Saved data entries
Begin

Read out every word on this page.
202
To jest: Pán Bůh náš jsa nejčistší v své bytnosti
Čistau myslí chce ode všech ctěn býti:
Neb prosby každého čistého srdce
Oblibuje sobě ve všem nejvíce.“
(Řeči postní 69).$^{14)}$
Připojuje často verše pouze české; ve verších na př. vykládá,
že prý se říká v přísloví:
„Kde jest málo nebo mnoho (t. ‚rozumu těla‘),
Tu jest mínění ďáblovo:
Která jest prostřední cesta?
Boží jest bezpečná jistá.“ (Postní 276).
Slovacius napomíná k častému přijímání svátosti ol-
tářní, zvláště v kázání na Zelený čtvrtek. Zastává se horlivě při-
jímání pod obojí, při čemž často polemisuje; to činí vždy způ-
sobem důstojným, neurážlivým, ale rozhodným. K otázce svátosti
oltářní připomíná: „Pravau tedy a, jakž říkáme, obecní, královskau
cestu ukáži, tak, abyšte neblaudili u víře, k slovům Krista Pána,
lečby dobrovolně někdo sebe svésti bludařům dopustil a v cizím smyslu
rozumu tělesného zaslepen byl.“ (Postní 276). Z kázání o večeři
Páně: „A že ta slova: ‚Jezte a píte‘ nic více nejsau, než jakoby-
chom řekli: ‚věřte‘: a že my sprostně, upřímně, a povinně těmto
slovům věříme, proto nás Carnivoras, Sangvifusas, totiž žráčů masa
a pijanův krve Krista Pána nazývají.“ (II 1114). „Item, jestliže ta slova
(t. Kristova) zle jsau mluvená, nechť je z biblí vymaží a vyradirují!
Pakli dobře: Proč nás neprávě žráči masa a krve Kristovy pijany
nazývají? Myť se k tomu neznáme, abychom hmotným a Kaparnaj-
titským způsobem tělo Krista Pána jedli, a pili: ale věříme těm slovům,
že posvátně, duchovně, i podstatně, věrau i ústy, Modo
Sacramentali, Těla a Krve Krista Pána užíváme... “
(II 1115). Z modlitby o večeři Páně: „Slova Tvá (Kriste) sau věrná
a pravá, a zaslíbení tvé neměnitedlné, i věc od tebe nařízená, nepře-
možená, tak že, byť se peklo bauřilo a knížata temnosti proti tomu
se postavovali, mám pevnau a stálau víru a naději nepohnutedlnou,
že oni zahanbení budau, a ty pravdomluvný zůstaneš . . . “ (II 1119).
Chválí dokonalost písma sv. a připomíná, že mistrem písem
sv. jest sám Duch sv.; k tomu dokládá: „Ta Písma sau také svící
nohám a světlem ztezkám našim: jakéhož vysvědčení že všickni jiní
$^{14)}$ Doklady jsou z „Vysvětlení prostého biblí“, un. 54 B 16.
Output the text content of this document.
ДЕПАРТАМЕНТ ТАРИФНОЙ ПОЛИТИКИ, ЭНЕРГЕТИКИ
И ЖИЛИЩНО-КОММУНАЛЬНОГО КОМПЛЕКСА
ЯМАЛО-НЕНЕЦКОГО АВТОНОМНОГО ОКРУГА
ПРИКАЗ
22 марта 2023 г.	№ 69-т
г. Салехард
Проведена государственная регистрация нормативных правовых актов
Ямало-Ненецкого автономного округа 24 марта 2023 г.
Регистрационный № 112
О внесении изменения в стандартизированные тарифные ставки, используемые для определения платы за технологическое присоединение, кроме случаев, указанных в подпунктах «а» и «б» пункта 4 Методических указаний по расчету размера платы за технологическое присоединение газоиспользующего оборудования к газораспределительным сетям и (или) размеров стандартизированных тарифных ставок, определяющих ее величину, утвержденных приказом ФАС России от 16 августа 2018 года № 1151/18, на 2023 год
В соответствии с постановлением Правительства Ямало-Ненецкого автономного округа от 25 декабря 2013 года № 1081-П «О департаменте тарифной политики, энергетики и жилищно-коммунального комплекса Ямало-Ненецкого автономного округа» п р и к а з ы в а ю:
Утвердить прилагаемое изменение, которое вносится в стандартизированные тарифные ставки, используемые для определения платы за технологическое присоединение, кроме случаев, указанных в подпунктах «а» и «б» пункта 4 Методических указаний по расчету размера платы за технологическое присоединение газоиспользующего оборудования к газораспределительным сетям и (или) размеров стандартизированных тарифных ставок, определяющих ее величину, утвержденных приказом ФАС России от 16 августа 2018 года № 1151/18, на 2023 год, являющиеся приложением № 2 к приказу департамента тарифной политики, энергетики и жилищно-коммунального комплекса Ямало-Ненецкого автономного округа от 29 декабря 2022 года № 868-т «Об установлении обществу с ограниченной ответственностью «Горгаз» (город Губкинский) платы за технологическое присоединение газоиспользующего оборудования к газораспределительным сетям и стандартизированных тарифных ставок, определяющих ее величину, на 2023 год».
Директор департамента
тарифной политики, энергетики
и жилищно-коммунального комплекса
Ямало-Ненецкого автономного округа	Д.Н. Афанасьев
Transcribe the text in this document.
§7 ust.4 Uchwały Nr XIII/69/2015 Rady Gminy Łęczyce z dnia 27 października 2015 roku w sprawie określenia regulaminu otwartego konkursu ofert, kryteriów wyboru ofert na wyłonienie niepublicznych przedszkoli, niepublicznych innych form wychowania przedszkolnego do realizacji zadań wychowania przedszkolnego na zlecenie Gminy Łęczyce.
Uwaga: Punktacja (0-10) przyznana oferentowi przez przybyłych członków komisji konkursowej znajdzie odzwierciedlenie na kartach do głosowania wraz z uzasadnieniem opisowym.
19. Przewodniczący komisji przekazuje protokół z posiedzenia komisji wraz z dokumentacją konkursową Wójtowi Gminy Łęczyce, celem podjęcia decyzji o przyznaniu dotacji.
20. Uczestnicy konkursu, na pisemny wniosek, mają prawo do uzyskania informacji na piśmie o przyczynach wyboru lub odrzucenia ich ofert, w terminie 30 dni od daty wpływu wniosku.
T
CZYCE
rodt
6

End

Return every entry exactly as given.

Read out every word on this page.
202
To jest: Pán Bůh náš jsa nejčistší v své bytnosti
Čistau myslí chce ode všech ctěn býti:
Neb prosby každého čistého srdce
Oblibuje sobě ve všem nejvíce.“
(Řeči postní 69).$^{14)}$
Připojuje často verše pouze české; ve verších na př. vykládá,
že prý se říká v přísloví:
„Kde jest málo nebo mnoho (t. ‚rozumu těla‘),
Tu jest mínění ďáblovo:
Která jest prostřední cesta?
Boží jest bezpečná jistá.“ (Postní 276).
Slovacius napomíná k častému přijímání svátosti ol-
tářní, zvláště v kázání na Zelený čtvrtek. Zastává se horlivě při-
jímání pod obojí, při čemž často polemisuje; to činí vždy způ-
sobem důstojným, neurážlivým, ale rozhodným. K otázce svátosti
oltářní připomíná: „Pravau tedy a, jakž říkáme, obecní, královskau
cestu ukáži, tak, abyšte neblaudili u víře, k slovům Krista Pána,
lečby dobrovolně někdo sebe svésti bludařům dopustil a v cizím smyslu
rozumu tělesného zaslepen byl.“ (Postní 276). Z kázání o večeři
Páně: „A že ta slova: ‚Jezte a píte‘ nic více nejsau, než jakoby-
chom řekli: ‚věřte‘: a že my sprostně, upřímně, a povinně těmto
slovům věříme, proto nás Carnivoras, Sangvifusas, totiž žráčů masa
a pijanův krve Krista Pána nazývají.“ (II 1114). „Item, jestliže ta slova
(t. Kristova) zle jsau mluvená, nechť je z biblí vymaží a vyradirují!
Pakli dobře: Proč nás neprávě žráči masa a krve Kristovy pijany
nazývají? Myť se k tomu neznáme, abychom hmotným a Kaparnaj-
titským způsobem tělo Krista Pána jedli, a pili: ale věříme těm slovům,
že posvátně, duchovně, i podstatně, věrau i ústy, Modo
Sacramentali, Těla a Krve Krista Pána užíváme... “
(II 1115). Z modlitby o večeři Páně: „Slova Tvá (Kriste) sau věrná
a pravá, a zaslíbení tvé neměnitedlné, i věc od tebe nařízená, nepře-
možená, tak že, byť se peklo bauřilo a knížata temnosti proti tomu
se postavovali, mám pevnau a stálau víru a naději nepohnutedlnou,
že oni zahanbení budau, a ty pravdomluvný zůstaneš . . . “ (II 1119).
Chválí dokonalost písma sv. a připomíná, že mistrem písem
sv. jest sám Duch sv.; k tomu dokládá: „Ta Písma sau také svící
nohám a světlem ztezkám našim: jakéhož vysvědčení že všickni jiní
$^{14)}$ Doklady jsou z „Vysvětlení prostého biblí“, un. 54 B 16.
Output the text content of this document.
ДЕПАРТАМЕНТ ТАРИФНОЙ ПОЛИТИКИ, ЭНЕРГЕТИКИ
И ЖИЛИЩНО-КОММУНАЛЬНОГО КОМПЛЕКСА
ЯМАЛО-НЕНЕЦКОГО АВТОНОМНОГО ОКРУГА
ПРИКАЗ
22 марта 2023 г.	№ 69-т
г. Салехард
Проведена государственная регистрация нормативных правовых актов
Ямало-Ненецкого автономного округа 24 марта 2023 г.
Регистрационный № 112
О внесении изменения в стандартизированные тарифные ставки, используемые для определения платы за технологическое присоединение, кроме случаев, указанных в подпунктах «а» и «б» пункта 4 Методических указаний по расчету размера платы за технологическое присоединение газоиспользующего оборудования к газораспределительным сетям и (или) размеров стандартизированных тарифных ставок, определяющих ее величину, утвержденных приказом ФАС России от 16 августа 2018 года № 1151/18, на 2023 год
В соответствии с постановлением Правительства Ямало-Ненецкого автономного округа от 25 декабря 2013 года № 1081-П «О департаменте тарифной политики, энергетики и жилищно-коммунального комплекса Ямало-Ненецкого автономного округа» п р и к а з ы в а ю:
Утвердить прилагаемое изменение, которое вносится в стандартизированные тарифные ставки, используемые для определения платы за технологическое присоединение, кроме случаев, указанных в подпунктах «а» и «б» пункта 4 Методических указаний по расчету размера платы за технологическое присоединение газоиспользующего оборудования к газораспределительным сетям и (или) размеров стандартизированных тарифных ставок, определяющих ее величину, утвержденных приказом ФАС России от 16 августа 2018 года № 1151/18, на 2023 год, являющиеся приложением № 2 к приказу департамента тарифной политики, энергетики и жилищно-коммунального комплекса Ямало-Ненецкого автономного округа от 29 декабря 2022 года № 868-т «Об установлении обществу с ограниченной ответственностью «Горгаз» (город Губкинский) платы за технологическое присоединение газоиспользующего оборудования к газораспределительным сетям и стандартизированных тарифных ставок, определяющих ее величину, на 2023 год».
Директор департамента
тарифной политики, энергетики
и жилищно-коммунального комплекса
Ямало-Ненецкого автономного округа	Д.Н. Афанасьев
Transcribe the text in this document.
§7 ust.4 Uchwały Nr XIII/69/2015 Rady Gminy Łęczyce z dnia 27 października 2015 roku w sprawie określenia regulaminu otwartego konkursu ofert, kryteriów wyboru ofert na wyłonienie niepublicznych przedszkoli, niepublicznych innych form wychowania przedszkolnego do realizacji zadań wychowania przedszkolnego na zlecenie Gminy Łęczyce.
Uwaga: Punktacja (0-10) przyznana oferentowi przez przybyłych członków komisji konkursowej znajdzie odzwierciedlenie na kartach do głosowania wraz z uzasadnieniem opisowym.
19. Przewodniczący komisji przekazuje protokół z posiedzenia komisji wraz z dokumentacją konkursową Wójtowi Gminy Łęczyce, celem podjęcia decyzji o przyznaniu dotacji.
20. Uczestnicy konkursu, na pisemny wniosek, mają prawo do uzyskania informacji na piśmie o przyczynach wyboru lub odrzucenia ich ofert, w terminie 30 dni od daty wpływu wniosku.
T
CZYCE
rodt
6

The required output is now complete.